## Begin

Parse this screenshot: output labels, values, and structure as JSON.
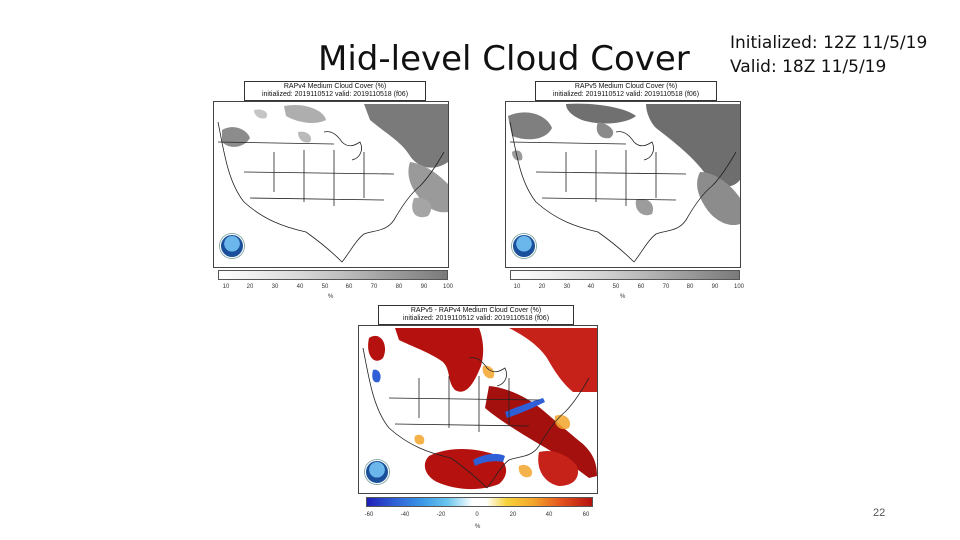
{
  "slide": {
    "title": "Mid-level Cloud Cover",
    "initialized": "Initialized: 12Z 11/5/19",
    "valid": "Valid: 18Z 11/5/19",
    "page_number": "22"
  },
  "panels": {
    "rapv4": {
      "title_line1": "RAPv4 Medium Cloud Cover (%)",
      "title_line2": "initialized: 2019110512 valid: 2019110518 (f06)",
      "colorbar_ticks": [
        "10",
        "20",
        "30",
        "40",
        "50",
        "60",
        "70",
        "80",
        "90",
        "100"
      ],
      "unit": "%"
    },
    "rapv5": {
      "title_line1": "RAPv5 Medium Cloud Cover (%)",
      "title_line2": "initialized: 2019110512 valid: 2019110518 (f06)",
      "colorbar_ticks": [
        "10",
        "20",
        "30",
        "40",
        "50",
        "60",
        "70",
        "80",
        "90",
        "100"
      ],
      "unit": "%"
    },
    "diff": {
      "title_line1": "RAPv5 - RAPv4 Medium Cloud Cover (%)",
      "title_line2": "initialized: 2019110512 valid: 2019110518 (f06)",
      "colorbar_ticks": [
        "-60",
        "-40",
        "-20",
        "0",
        "20",
        "40",
        "60"
      ],
      "unit": "%"
    }
  },
  "colors": {
    "cloud_gray": "#8c8c8c",
    "diff_positive": "#b5120f",
    "diff_negative": "#2f5fd6"
  }
}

## End

Give the count of lines holding the word "Medium" and nothing more.

◆ RESULT OF THIS TASK: 3